● **Written exercise**:
Copy each line of the records that contains the word "xlabel".

● **Data supplied**:
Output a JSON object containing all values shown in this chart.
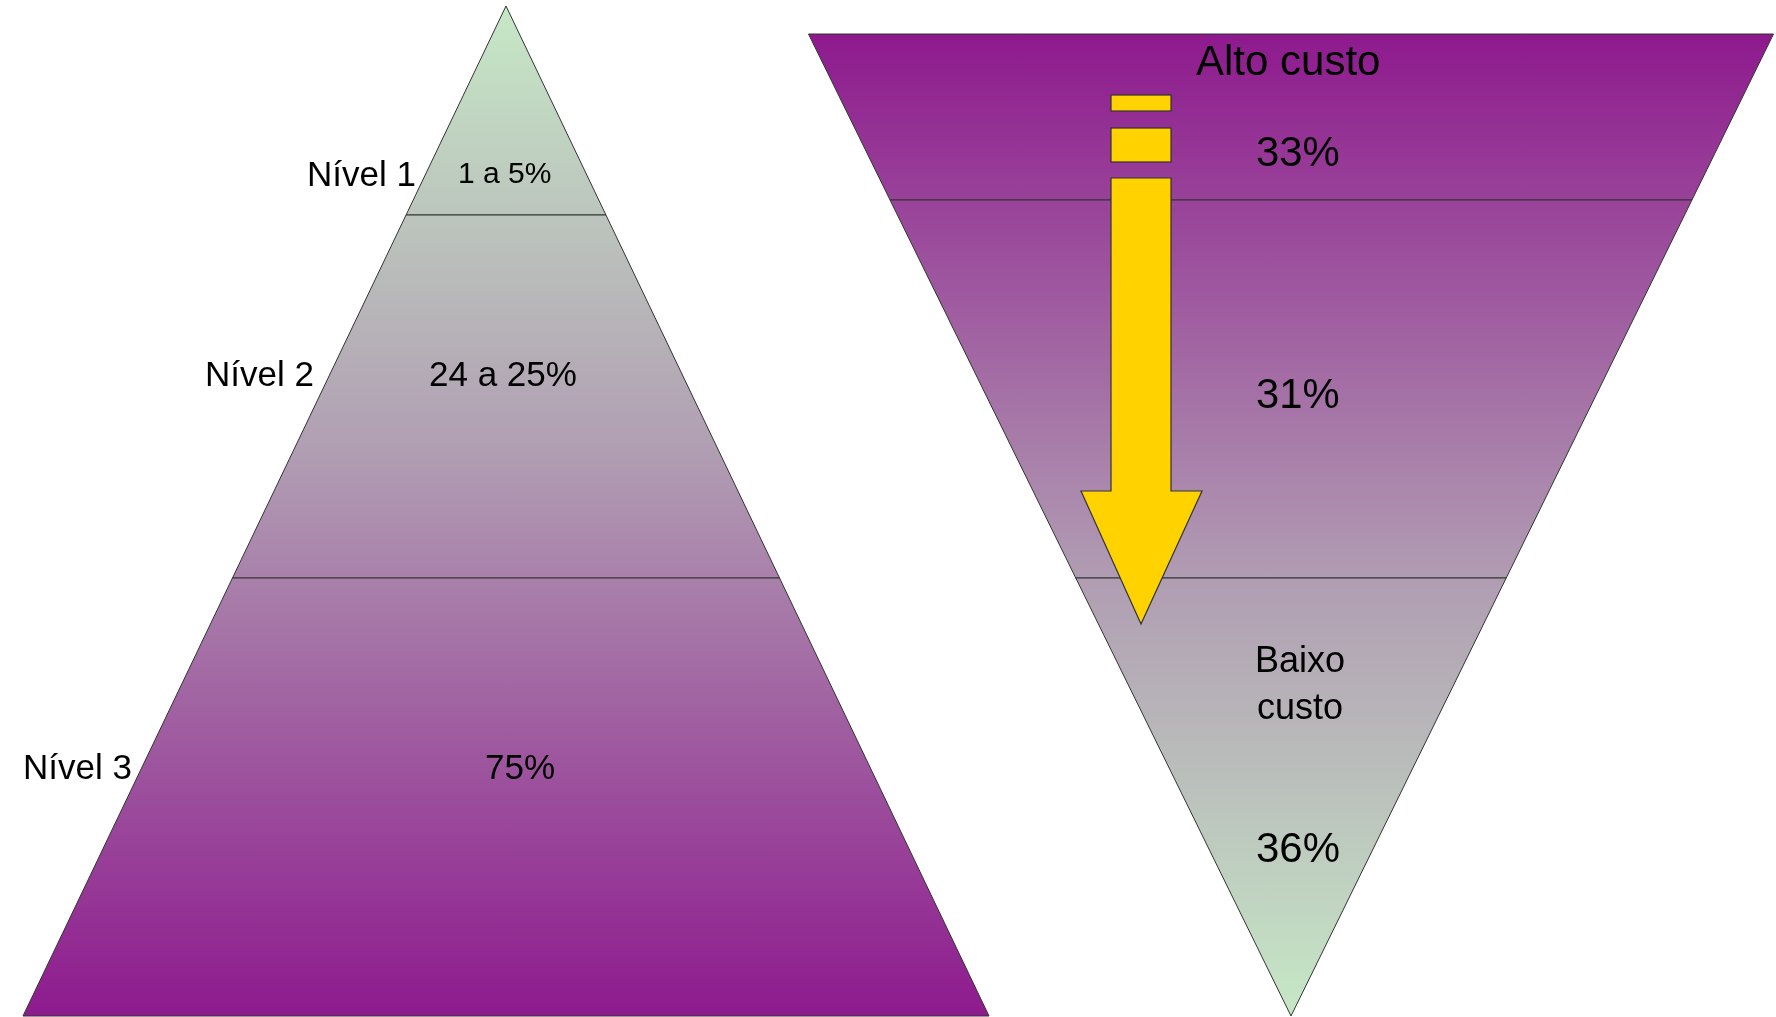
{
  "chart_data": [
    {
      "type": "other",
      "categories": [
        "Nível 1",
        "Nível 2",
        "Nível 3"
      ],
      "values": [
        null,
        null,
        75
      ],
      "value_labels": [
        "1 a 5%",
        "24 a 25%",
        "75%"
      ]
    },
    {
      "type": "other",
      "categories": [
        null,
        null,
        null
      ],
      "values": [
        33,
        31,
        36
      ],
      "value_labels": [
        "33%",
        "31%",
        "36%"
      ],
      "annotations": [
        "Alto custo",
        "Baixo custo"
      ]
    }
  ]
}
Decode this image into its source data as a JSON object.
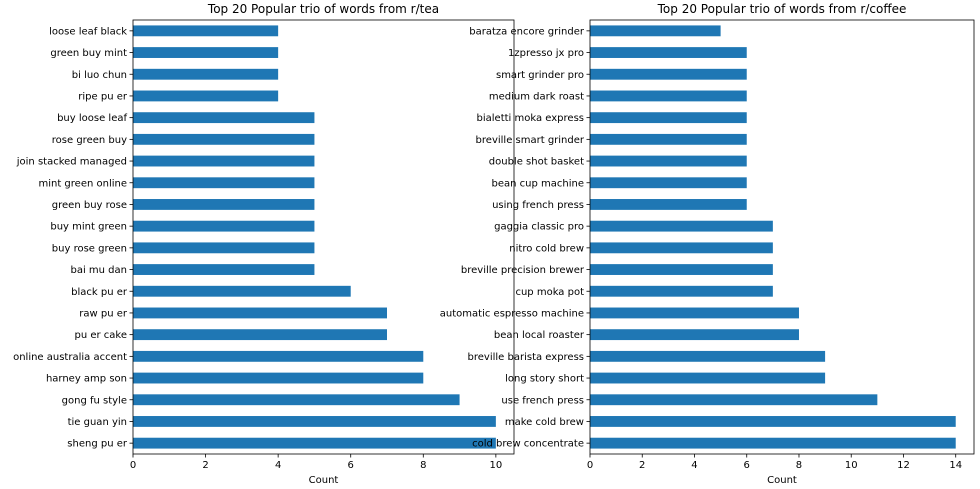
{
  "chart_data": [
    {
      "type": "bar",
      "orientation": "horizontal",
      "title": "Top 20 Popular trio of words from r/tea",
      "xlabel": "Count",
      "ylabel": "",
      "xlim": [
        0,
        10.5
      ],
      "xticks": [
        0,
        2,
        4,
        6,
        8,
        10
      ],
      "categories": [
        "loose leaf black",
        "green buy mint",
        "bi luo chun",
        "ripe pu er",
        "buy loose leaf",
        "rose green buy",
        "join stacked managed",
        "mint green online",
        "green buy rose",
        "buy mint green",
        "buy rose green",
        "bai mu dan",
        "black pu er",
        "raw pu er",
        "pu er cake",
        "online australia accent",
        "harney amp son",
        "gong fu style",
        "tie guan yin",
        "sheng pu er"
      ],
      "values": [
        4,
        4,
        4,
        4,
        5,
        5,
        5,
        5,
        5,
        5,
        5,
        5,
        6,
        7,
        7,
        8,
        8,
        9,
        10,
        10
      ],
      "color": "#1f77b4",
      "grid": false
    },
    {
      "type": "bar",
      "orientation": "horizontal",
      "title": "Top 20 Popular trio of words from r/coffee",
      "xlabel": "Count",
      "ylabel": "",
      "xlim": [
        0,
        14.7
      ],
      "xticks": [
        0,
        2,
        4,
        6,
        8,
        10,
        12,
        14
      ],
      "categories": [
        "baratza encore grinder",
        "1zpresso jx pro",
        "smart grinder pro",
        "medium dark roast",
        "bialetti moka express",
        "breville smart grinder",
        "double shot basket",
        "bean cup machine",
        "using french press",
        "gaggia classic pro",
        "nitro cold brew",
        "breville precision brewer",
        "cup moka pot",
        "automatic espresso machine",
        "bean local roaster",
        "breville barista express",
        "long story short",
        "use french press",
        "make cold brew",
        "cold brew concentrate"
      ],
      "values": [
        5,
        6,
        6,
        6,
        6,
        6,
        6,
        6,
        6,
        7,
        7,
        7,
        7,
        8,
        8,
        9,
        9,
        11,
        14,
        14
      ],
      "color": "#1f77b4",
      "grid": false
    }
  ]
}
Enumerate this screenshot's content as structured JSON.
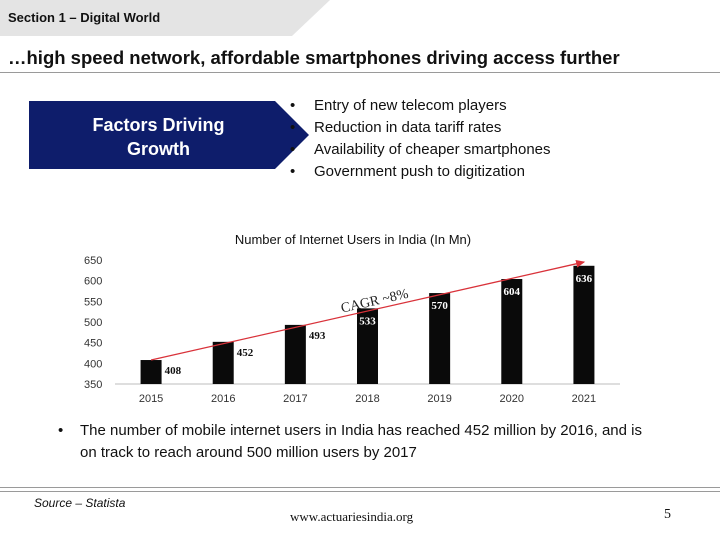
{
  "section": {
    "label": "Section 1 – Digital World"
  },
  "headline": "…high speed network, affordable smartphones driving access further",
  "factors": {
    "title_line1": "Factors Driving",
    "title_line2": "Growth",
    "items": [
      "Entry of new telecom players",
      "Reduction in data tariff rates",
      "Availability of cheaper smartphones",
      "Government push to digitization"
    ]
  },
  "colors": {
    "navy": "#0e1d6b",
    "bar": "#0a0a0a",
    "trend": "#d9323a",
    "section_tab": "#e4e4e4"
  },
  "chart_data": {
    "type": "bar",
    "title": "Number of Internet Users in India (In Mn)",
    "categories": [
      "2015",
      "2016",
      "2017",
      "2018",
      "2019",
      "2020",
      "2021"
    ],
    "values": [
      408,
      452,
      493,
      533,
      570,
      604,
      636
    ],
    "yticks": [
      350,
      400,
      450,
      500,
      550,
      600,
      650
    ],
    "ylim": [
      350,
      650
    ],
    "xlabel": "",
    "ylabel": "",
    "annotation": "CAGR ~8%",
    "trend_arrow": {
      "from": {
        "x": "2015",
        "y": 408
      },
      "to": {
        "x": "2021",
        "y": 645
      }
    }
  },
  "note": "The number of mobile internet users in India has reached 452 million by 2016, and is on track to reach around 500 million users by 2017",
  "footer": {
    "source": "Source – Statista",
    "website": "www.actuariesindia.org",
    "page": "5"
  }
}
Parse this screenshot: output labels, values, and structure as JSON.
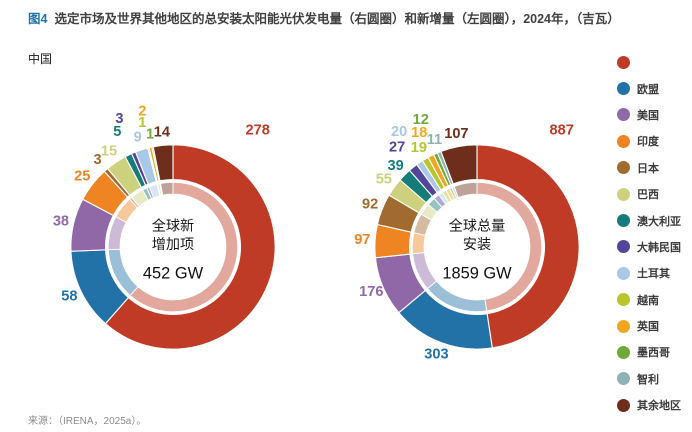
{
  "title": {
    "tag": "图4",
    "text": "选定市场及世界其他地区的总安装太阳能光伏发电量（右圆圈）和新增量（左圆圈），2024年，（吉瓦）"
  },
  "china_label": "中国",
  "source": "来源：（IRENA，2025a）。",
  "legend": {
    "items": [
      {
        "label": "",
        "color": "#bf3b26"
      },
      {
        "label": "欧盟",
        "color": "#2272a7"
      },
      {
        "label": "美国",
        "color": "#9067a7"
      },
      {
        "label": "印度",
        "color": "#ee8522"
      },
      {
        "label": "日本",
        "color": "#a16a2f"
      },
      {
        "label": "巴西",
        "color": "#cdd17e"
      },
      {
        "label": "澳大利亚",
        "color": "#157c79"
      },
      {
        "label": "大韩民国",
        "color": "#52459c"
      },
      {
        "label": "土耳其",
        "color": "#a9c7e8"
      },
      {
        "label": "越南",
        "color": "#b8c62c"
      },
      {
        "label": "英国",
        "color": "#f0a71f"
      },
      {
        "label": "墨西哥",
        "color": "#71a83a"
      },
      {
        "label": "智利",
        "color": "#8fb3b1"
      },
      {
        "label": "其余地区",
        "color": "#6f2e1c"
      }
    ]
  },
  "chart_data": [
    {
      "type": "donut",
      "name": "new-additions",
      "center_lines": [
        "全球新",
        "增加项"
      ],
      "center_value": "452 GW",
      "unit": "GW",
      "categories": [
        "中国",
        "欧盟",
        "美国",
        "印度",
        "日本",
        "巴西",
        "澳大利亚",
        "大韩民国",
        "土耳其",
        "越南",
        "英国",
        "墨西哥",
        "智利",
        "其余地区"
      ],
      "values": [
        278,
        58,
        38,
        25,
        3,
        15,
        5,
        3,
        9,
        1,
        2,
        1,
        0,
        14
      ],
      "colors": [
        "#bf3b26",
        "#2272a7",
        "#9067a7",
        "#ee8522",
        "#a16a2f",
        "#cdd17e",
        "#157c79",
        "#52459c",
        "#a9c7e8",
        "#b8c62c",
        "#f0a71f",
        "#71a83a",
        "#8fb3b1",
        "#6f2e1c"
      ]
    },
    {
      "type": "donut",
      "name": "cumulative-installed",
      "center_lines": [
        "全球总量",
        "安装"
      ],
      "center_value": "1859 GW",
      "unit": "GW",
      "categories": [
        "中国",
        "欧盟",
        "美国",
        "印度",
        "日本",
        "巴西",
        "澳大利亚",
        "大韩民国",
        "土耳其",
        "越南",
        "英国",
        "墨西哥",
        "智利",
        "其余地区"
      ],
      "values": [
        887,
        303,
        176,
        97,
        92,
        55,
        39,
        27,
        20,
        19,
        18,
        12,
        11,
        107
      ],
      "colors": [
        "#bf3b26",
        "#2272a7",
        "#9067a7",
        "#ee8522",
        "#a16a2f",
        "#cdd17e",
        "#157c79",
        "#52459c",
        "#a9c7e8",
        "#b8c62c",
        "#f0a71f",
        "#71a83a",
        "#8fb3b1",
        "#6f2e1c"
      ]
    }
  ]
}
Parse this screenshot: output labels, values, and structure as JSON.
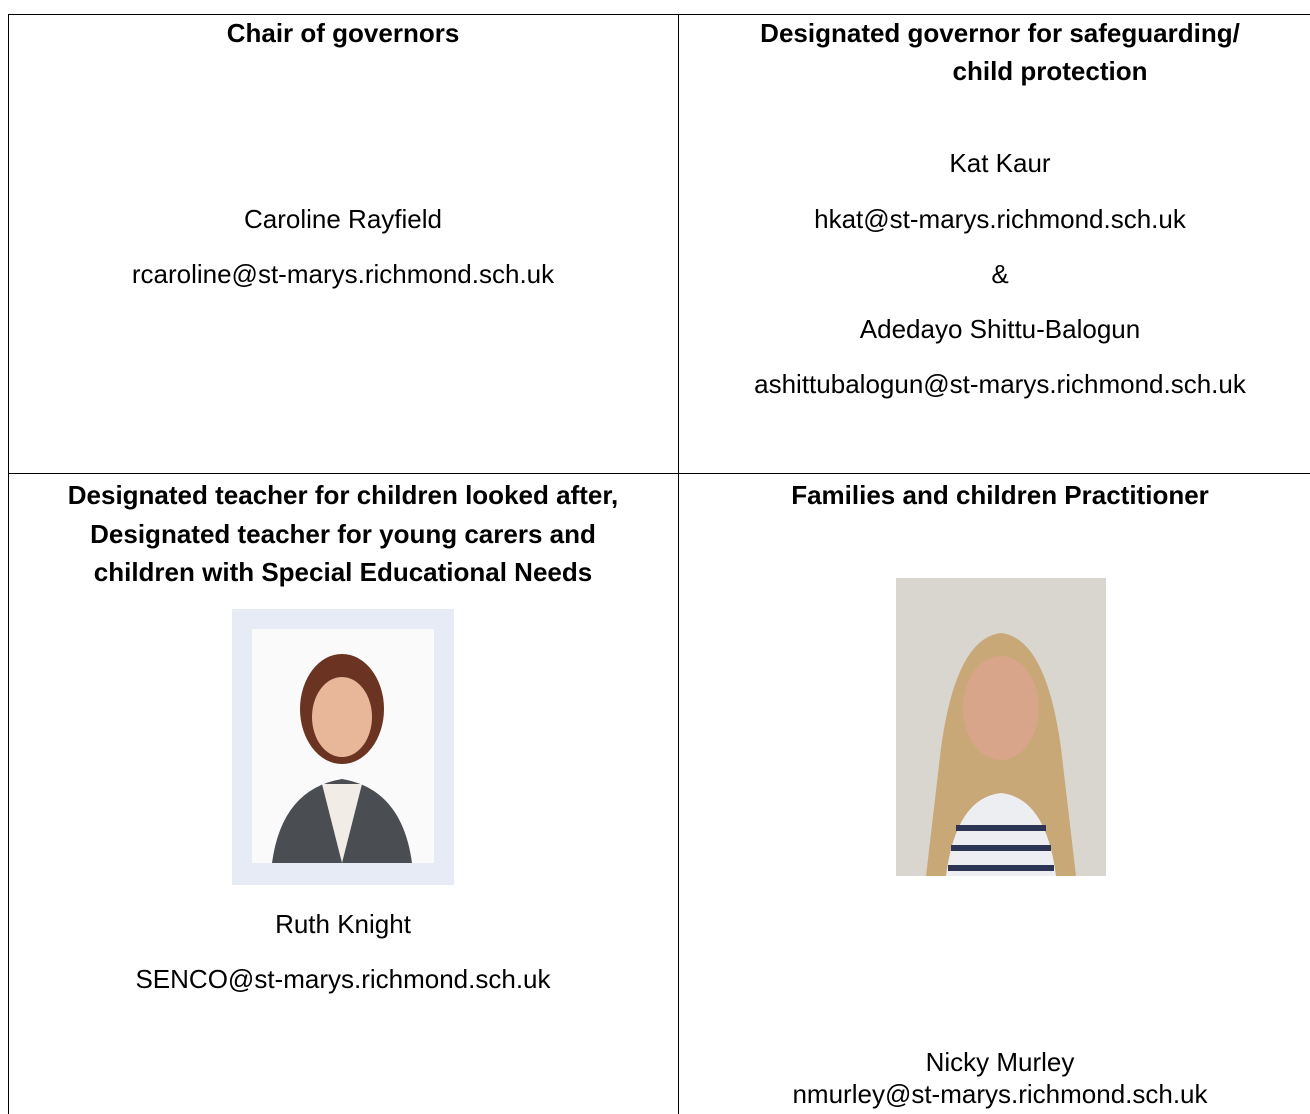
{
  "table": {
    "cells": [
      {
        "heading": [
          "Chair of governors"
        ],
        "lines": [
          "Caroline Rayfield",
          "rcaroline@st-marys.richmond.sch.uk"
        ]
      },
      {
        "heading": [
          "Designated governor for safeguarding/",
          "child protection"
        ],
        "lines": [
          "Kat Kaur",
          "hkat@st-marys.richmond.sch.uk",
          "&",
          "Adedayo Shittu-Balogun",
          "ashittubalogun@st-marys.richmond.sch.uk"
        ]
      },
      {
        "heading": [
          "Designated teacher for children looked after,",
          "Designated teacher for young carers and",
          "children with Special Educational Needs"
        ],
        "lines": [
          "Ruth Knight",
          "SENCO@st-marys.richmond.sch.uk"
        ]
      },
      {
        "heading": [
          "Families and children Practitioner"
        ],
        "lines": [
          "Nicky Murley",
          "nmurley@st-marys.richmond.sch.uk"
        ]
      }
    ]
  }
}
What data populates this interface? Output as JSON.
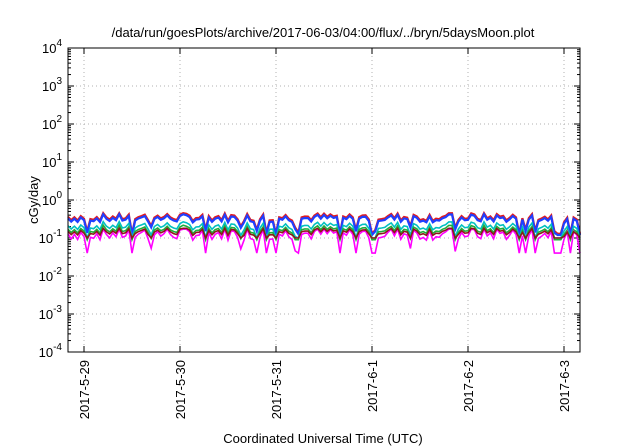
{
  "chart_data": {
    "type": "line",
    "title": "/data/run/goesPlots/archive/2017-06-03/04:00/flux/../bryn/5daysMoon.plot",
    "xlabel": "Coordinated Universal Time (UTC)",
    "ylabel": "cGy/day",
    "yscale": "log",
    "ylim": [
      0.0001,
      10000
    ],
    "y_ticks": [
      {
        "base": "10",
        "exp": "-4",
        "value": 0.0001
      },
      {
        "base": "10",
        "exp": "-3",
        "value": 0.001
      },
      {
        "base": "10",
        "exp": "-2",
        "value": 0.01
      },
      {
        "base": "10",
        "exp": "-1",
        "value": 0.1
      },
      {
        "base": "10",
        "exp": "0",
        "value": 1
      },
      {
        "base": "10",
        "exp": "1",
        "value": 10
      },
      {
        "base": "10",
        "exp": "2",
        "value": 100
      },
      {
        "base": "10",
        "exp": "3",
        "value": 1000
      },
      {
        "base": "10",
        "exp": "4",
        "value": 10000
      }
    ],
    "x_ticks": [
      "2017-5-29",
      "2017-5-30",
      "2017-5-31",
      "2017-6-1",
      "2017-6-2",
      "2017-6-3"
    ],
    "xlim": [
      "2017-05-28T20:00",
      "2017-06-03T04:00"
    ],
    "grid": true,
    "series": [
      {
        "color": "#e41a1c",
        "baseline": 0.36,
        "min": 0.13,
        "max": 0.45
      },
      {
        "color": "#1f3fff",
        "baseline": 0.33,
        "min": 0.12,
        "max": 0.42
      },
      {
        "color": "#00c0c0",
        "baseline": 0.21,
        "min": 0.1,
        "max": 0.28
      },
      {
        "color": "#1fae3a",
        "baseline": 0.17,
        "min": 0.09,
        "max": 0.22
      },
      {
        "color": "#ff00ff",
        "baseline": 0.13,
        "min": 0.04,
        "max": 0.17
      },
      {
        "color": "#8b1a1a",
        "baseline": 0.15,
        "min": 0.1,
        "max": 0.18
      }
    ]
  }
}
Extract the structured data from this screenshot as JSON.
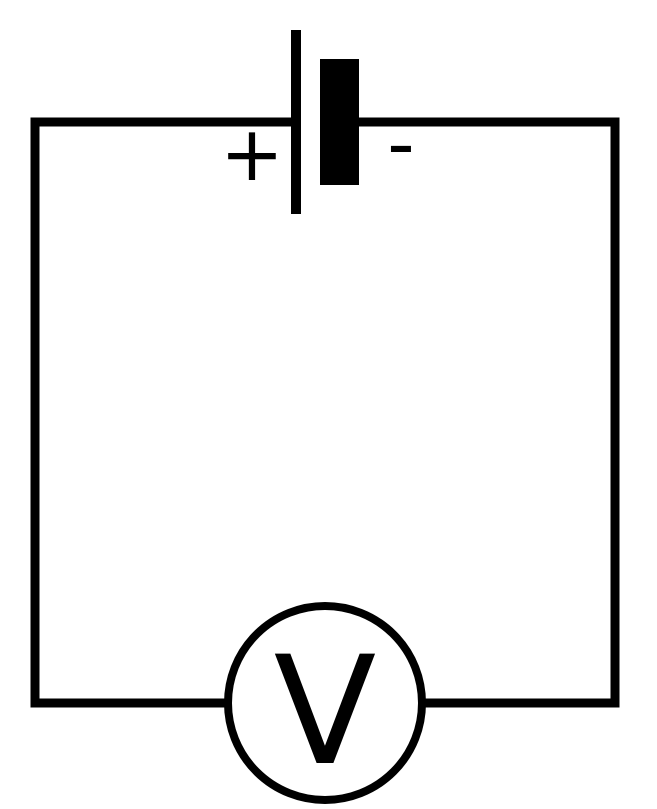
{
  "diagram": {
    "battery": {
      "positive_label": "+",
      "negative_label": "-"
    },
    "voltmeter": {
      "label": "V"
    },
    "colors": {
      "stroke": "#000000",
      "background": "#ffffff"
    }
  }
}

● **The output**:
      "xlabel": "Count",
      "xlabel": "Count",
    "xlabel": "",
    "xlabel": "Coordinated Universal Time (UTC)",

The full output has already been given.